(Dataset records on visual material)

-*-

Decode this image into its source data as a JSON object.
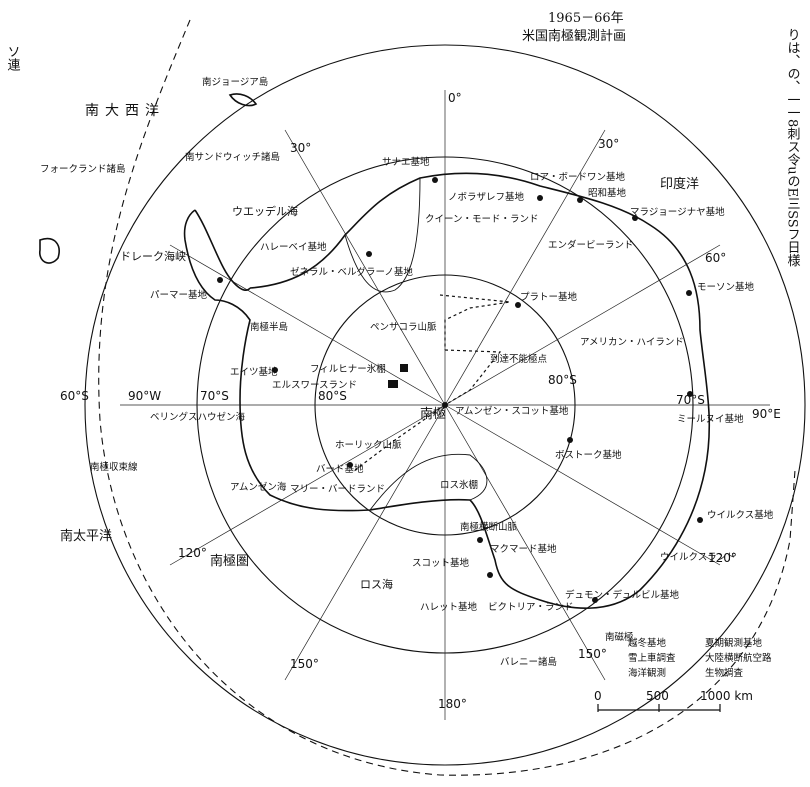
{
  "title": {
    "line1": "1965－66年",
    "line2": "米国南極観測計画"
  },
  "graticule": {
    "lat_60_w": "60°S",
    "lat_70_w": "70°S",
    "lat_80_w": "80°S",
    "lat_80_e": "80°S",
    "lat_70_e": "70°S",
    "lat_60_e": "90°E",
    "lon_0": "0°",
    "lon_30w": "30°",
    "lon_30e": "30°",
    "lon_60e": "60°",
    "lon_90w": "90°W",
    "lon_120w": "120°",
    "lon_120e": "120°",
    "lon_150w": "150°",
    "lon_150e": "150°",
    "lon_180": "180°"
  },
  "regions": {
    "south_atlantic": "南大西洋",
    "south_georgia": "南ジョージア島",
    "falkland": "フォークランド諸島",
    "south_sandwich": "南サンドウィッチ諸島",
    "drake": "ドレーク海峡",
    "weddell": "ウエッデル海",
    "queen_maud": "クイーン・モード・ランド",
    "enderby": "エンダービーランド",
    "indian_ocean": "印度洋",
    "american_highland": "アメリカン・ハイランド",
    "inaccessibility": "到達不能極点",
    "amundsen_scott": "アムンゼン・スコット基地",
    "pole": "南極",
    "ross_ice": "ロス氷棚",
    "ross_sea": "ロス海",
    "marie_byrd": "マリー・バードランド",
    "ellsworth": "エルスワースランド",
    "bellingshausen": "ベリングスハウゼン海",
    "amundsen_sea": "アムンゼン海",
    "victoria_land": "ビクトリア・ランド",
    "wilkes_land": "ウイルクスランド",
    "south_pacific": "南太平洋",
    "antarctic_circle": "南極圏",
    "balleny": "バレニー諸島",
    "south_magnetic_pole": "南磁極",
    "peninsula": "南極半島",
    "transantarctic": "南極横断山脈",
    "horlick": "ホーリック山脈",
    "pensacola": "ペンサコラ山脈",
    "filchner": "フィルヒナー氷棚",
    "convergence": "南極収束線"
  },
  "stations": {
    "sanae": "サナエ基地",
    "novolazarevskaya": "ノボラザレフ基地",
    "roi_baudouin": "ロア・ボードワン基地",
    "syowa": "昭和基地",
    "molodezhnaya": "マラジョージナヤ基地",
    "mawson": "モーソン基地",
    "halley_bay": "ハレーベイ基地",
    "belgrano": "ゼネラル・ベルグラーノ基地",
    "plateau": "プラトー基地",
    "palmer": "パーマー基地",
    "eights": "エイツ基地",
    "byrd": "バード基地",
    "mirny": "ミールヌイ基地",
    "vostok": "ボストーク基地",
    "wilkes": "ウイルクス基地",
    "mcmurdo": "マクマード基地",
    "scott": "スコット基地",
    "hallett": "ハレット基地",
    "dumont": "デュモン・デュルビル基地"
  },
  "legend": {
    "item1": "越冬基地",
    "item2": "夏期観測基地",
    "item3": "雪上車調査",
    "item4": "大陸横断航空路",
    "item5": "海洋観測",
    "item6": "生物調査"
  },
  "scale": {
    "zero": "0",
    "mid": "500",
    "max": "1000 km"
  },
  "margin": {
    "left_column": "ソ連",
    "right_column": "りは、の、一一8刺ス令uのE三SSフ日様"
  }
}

-*-

**Goal**: Drop the images and repeat the data exactly.

**Answer to the problem**:
Decode this image into its source data as a JSON object.
{
  "title": {
    "line1": "1965－66年",
    "line2": "米国南極観測計画"
  },
  "graticule": {
    "lat_60_w": "60°S",
    "lat_70_w": "70°S",
    "lat_80_w": "80°S",
    "lat_80_e": "80°S",
    "lat_70_e": "70°S",
    "lat_60_e": "90°E",
    "lon_0": "0°",
    "lon_30w": "30°",
    "lon_30e": "30°",
    "lon_60e": "60°",
    "lon_90w": "90°W",
    "lon_120w": "120°",
    "lon_120e": "120°",
    "lon_150w": "150°",
    "lon_150e": "150°",
    "lon_180": "180°"
  },
  "regions": {
    "south_atlantic": "南大西洋",
    "south_georgia": "南ジョージア島",
    "falkland": "フォークランド諸島",
    "south_sandwich": "南サンドウィッチ諸島",
    "drake": "ドレーク海峡",
    "weddell": "ウエッデル海",
    "queen_maud": "クイーン・モード・ランド",
    "enderby": "エンダービーランド",
    "indian_ocean": "印度洋",
    "american_highland": "アメリカン・ハイランド",
    "inaccessibility": "到達不能極点",
    "amundsen_scott": "アムンゼン・スコット基地",
    "pole": "南極",
    "ross_ice": "ロス氷棚",
    "ross_sea": "ロス海",
    "marie_byrd": "マリー・バードランド",
    "ellsworth": "エルスワースランド",
    "bellingshausen": "ベリングスハウゼン海",
    "amundsen_sea": "アムンゼン海",
    "victoria_land": "ビクトリア・ランド",
    "wilkes_land": "ウイルクスランド",
    "south_pacific": "南太平洋",
    "antarctic_circle": "南極圏",
    "balleny": "バレニー諸島",
    "south_magnetic_pole": "南磁極",
    "peninsula": "南極半島",
    "transantarctic": "南極横断山脈",
    "horlick": "ホーリック山脈",
    "pensacola": "ペンサコラ山脈",
    "filchner": "フィルヒナー氷棚",
    "convergence": "南極収束線"
  },
  "stations": {
    "sanae": "サナエ基地",
    "novolazarevskaya": "ノボラザレフ基地",
    "roi_baudouin": "ロア・ボードワン基地",
    "syowa": "昭和基地",
    "molodezhnaya": "マラジョージナヤ基地",
    "mawson": "モーソン基地",
    "halley_bay": "ハレーベイ基地",
    "belgrano": "ゼネラル・ベルグラーノ基地",
    "plateau": "プラトー基地",
    "palmer": "パーマー基地",
    "eights": "エイツ基地",
    "byrd": "バード基地",
    "mirny": "ミールヌイ基地",
    "vostok": "ボストーク基地",
    "wilkes": "ウイルクス基地",
    "mcmurdo": "マクマード基地",
    "scott": "スコット基地",
    "hallett": "ハレット基地",
    "dumont": "デュモン・デュルビル基地"
  },
  "legend": {
    "item1": "越冬基地",
    "item2": "夏期観測基地",
    "item3": "雪上車調査",
    "item4": "大陸横断航空路",
    "item5": "海洋観測",
    "item6": "生物調査"
  },
  "scale": {
    "zero": "0",
    "mid": "500",
    "max": "1000 km"
  },
  "margin": {
    "left_column": "ソ連",
    "right_column": "りは、の、一一8刺ス令uのE三SSフ日様"
  }
}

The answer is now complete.